# START OF Listed entries

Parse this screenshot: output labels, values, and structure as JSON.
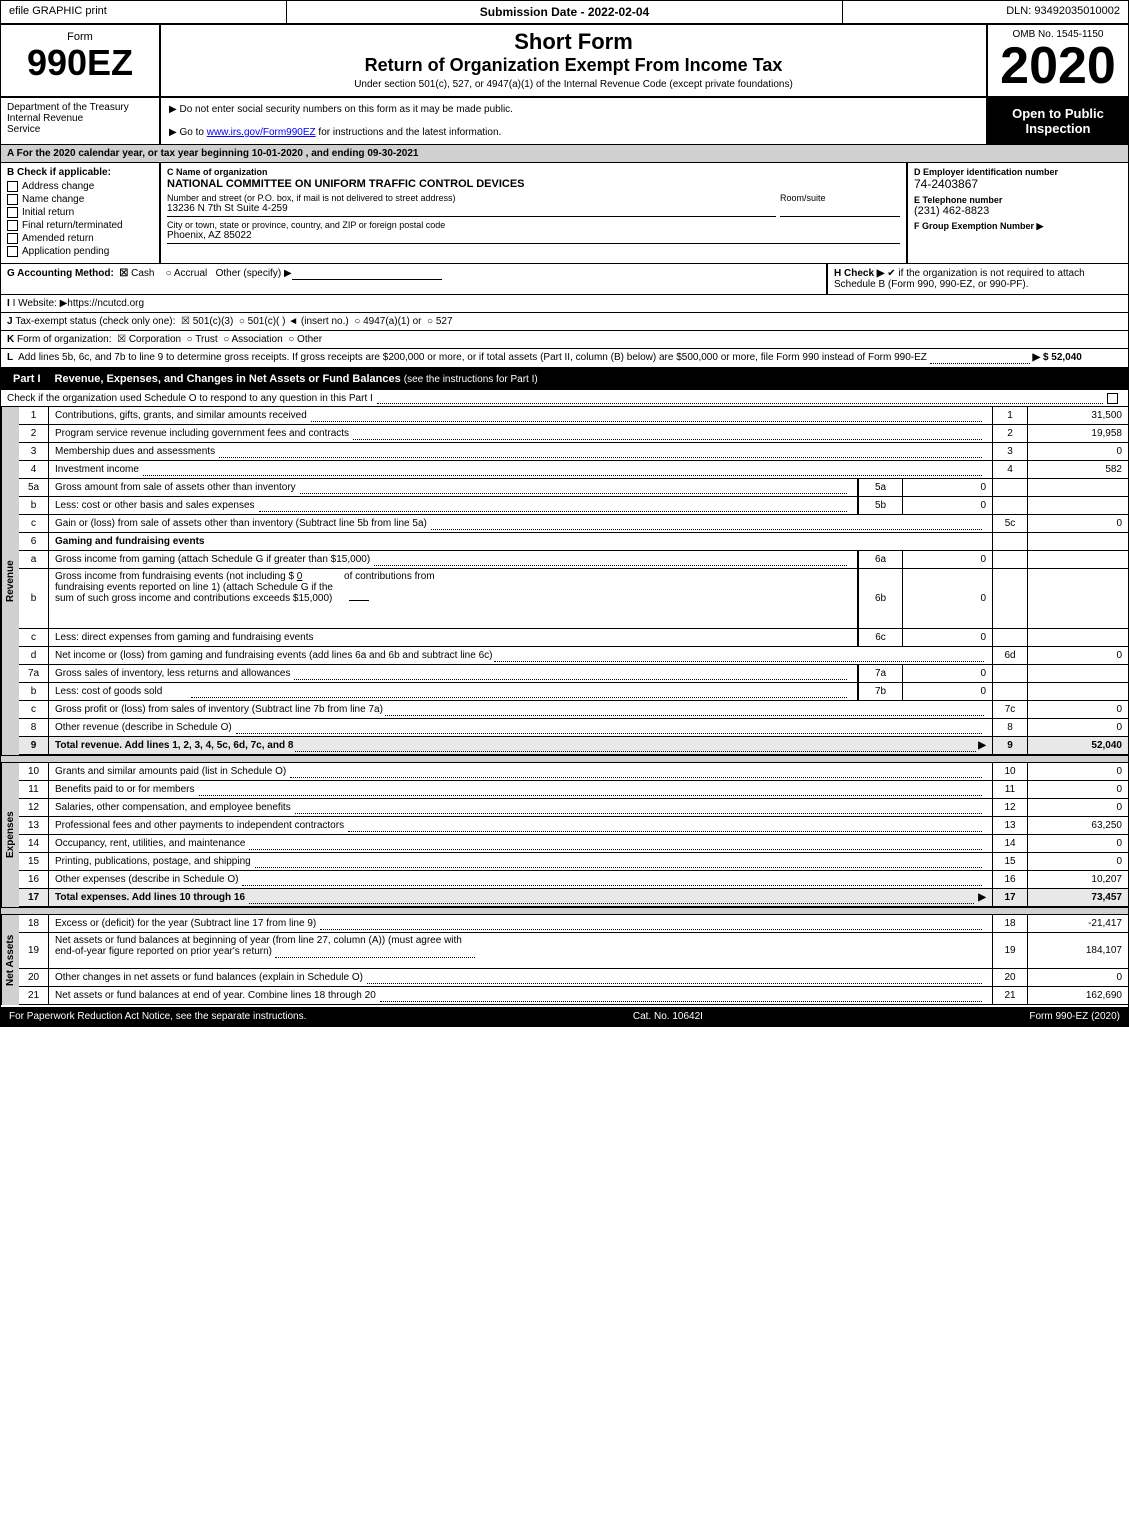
{
  "topBar": {
    "efile": "efile GRAPHIC print",
    "submissionLabel": "Submission Date - 2022-02-04",
    "dlnLabel": "DLN: 93492035010002"
  },
  "header": {
    "formNumber": "Form",
    "formCode": "990EZ",
    "formLabel": "",
    "shortFormTitle": "Short Form",
    "returnTitle": "Return of Organization Exempt From Income Tax",
    "underSection": "Under section 501(c), 527, or 4947(a)(1) of the Internal Revenue Code (except private foundations)",
    "year": "2020",
    "ombNumber": "OMB No. 1545-1150"
  },
  "instructions": {
    "doNotEnter": "▶ Do not enter social security numbers on this form as it may be made public.",
    "goTo": "▶ Go to",
    "websiteLink": "www.irs.gov/Form990EZ",
    "websiteSuffix": "for instructions and the latest information.",
    "openToPublic": "Open to Public Inspection"
  },
  "sectionA": {
    "text": "A For the 2020 calendar year, or tax year beginning 10-01-2020 , and ending 09-30-2021"
  },
  "checkB": {
    "label": "B Check if applicable:",
    "items": [
      {
        "label": "Address change",
        "checked": false
      },
      {
        "label": "Name change",
        "checked": false
      },
      {
        "label": "Initial return",
        "checked": false
      },
      {
        "label": "Final return/terminated",
        "checked": false
      },
      {
        "label": "Amended return",
        "checked": false
      },
      {
        "label": "Application pending",
        "checked": false
      }
    ]
  },
  "orgInfo": {
    "cLabel": "C Name of organization",
    "name": "NATIONAL COMMITTEE ON UNIFORM TRAFFIC CONTROL DEVICES",
    "addressLabel": "Number and street (or P.O. box, if mail is not delivered to street address)",
    "address": "13236 N 7th St Suite 4-259",
    "roomLabel": "Room/suite",
    "room": "",
    "cityLabel": "City or town, state or province, country, and ZIP or foreign postal code",
    "city": "Phoenix, AZ  85022"
  },
  "employerId": {
    "dLabel": "D Employer identification number",
    "ein": "74-2403867",
    "eLabel": "E Telephone number",
    "phone": "(231) 462-8823",
    "fLabel": "F Group Exemption Number ▶",
    "groupNum": ""
  },
  "accounting": {
    "gLabel": "G Accounting Method:",
    "cashLabel": "✔ Cash",
    "accrualLabel": "○ Accrual",
    "otherLabel": "Other (specify) ▶",
    "hLabel": "H Check ▶",
    "hCheckLabel": "✔ if the organization is not required to attach Schedule B (Form 990, 990-EZ, or 990-PF)."
  },
  "website": {
    "iLabel": "I Website: ▶https://ncutcd.org"
  },
  "taxStatus": {
    "jLabel": "J Tax-exempt status (check only one):",
    "options": [
      "✔ 501(c)(3)",
      "○ 501(c)( ) ◄ (insert no.)",
      "○ 4947(a)(1) or",
      "○ 527"
    ]
  },
  "formOrg": {
    "kLabel": "K Form of organization:",
    "options": [
      "✔ Corporation",
      "○ Trust",
      "○ Association",
      "○ Other"
    ]
  },
  "grossReceipts": {
    "lText": "L Add lines 5b, 6c, and 7b to line 9 to determine gross receipts. If gross receipts are $200,000 or more, or if total assets (Part II, column (B) below) are $500,000 or more, file Form 990 instead of Form 990-EZ",
    "amount": "▶ $ 52,040"
  },
  "partI": {
    "label": "Part I",
    "title": "Revenue, Expenses, and Changes in Net Assets or Fund Balances",
    "seeInstructions": "(see the instructions for Part I)",
    "checkScheduleO": "Check if the organization used Schedule O to respond to any question in this Part I",
    "rows": [
      {
        "num": "1",
        "description": "Contributions, gifts, grants, and similar amounts received",
        "lineNum": "1",
        "amount": "31,500"
      },
      {
        "num": "2",
        "description": "Program service revenue including government fees and contracts",
        "lineNum": "2",
        "amount": "19,958"
      },
      {
        "num": "3",
        "description": "Membership dues and assessments",
        "lineNum": "3",
        "amount": "0"
      },
      {
        "num": "4",
        "description": "Investment income",
        "lineNum": "4",
        "amount": "582"
      }
    ],
    "row5a": {
      "num": "5a",
      "description": "Gross amount from sale of assets other than inventory",
      "midLabel": "5a",
      "midAmount": "0"
    },
    "row5b": {
      "num": "b",
      "description": "Less: cost or other basis and sales expenses",
      "midLabel": "5b",
      "midAmount": "0"
    },
    "row5c": {
      "num": "c",
      "description": "Gain or (loss) from sale of assets other than inventory (Subtract line 5b from line 5a)",
      "lineNum": "5c",
      "amount": "0"
    },
    "row6": {
      "num": "6",
      "description": "Gaming and fundraising events"
    },
    "row6a": {
      "num": "a",
      "description": "Gross income from gaming (attach Schedule G if greater than $15,000)",
      "midLabel": "6a",
      "midAmount": "0"
    },
    "row6b": {
      "num": "b",
      "descLine1": "Gross income from fundraising events (not including $ 0",
      "descLine2": "of contributions from",
      "descLine3": "fundraising events reported on line 1) (attach Schedule G if the",
      "descLine4": "sum of such gross income and contributions exceeds $15,000)",
      "midLabel": "6b",
      "midAmount": "0"
    },
    "row6c": {
      "num": "c",
      "description": "Less: direct expenses from gaming and fundraising events",
      "midLabel": "6c",
      "midAmount": "0"
    },
    "row6d": {
      "num": "d",
      "description": "Net income or (loss) from gaming and fundraising events (add lines 6a and 6b and subtract line 6c)",
      "lineNum": "6d",
      "amount": "0"
    },
    "row7a": {
      "num": "7a",
      "description": "Gross sales of inventory, less returns and allowances",
      "midLabel": "7a",
      "midAmount": "0"
    },
    "row7b": {
      "num": "b",
      "description": "Less: cost of goods sold",
      "midLabel": "7b",
      "midAmount": "0"
    },
    "row7c": {
      "num": "c",
      "description": "Gross profit or (loss) from sales of inventory (Subtract line 7b from line 7a)",
      "lineNum": "7c",
      "amount": "0"
    },
    "row8": {
      "num": "8",
      "description": "Other revenue (describe in Schedule O)",
      "lineNum": "8",
      "amount": "0"
    },
    "row9": {
      "num": "9",
      "description": "Total revenue. Add lines 1, 2, 3, 4, 5c, 6d, 7c, and 8",
      "lineNum": "9",
      "amount": "52,040",
      "bold": true
    },
    "expenseRows": [
      {
        "num": "10",
        "description": "Grants and similar amounts paid (list in Schedule O)",
        "lineNum": "10",
        "amount": "0"
      },
      {
        "num": "11",
        "description": "Benefits paid to or for members",
        "lineNum": "11",
        "amount": "0"
      },
      {
        "num": "12",
        "description": "Salaries, other compensation, and employee benefits",
        "lineNum": "12",
        "amount": "0"
      },
      {
        "num": "13",
        "description": "Professional fees and other payments to independent contractors",
        "lineNum": "13",
        "amount": "63,250"
      },
      {
        "num": "14",
        "description": "Occupancy, rent, utilities, and maintenance",
        "lineNum": "14",
        "amount": "0"
      },
      {
        "num": "15",
        "description": "Printing, publications, postage, and shipping",
        "lineNum": "15",
        "amount": "0"
      },
      {
        "num": "16",
        "description": "Other expenses (describe in Schedule O)",
        "lineNum": "16",
        "amount": "10,207"
      }
    ],
    "row17": {
      "num": "17",
      "description": "Total expenses. Add lines 10 through 16",
      "lineNum": "17",
      "amount": "73,457",
      "bold": true
    },
    "netAssetRows": [
      {
        "num": "18",
        "description": "Excess or (deficit) for the year (Subtract line 17 from line 9)",
        "lineNum": "18",
        "amount": "-21,417"
      },
      {
        "num": "19",
        "description": "Net assets or fund balances at beginning of year (from line 27, column (A)) (must agree with end-of-year figure reported on prior year's return)",
        "lineNum": "19",
        "amount": "184,107"
      },
      {
        "num": "20",
        "description": "Other changes in net assets or fund balances (explain in Schedule O)",
        "lineNum": "20",
        "amount": "0"
      },
      {
        "num": "21",
        "description": "Net assets or fund balances at end of year. Combine lines 18 through 20",
        "lineNum": "21",
        "amount": "162,690"
      }
    ]
  },
  "footer": {
    "paperworkText": "For Paperwork Reduction Act Notice, see the separate instructions.",
    "catNo": "Cat. No. 10642I",
    "formRef": "Form 990-EZ (2020)"
  },
  "sideLabels": {
    "revenue": "Revenue",
    "expenses": "Expenses",
    "netAssets": "Net Assets"
  }
}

# END OF Listed entries

**Aim:** Which lines contain "events"? Copy each of them out.

**Finished answer:**
      "description": "Gaming and fundraising events"
      "descLine1": "Gross income from fundraising events (not including $ 0",
      "descLine3": "fundraising events reported on line 1) (attach Schedule G if the",
      "description": "Less: direct expenses from gaming and fundraising events",
      "description": "Net income or (loss) from gaming and fundraising events (add lines 6a and 6b and subtract line 6c)",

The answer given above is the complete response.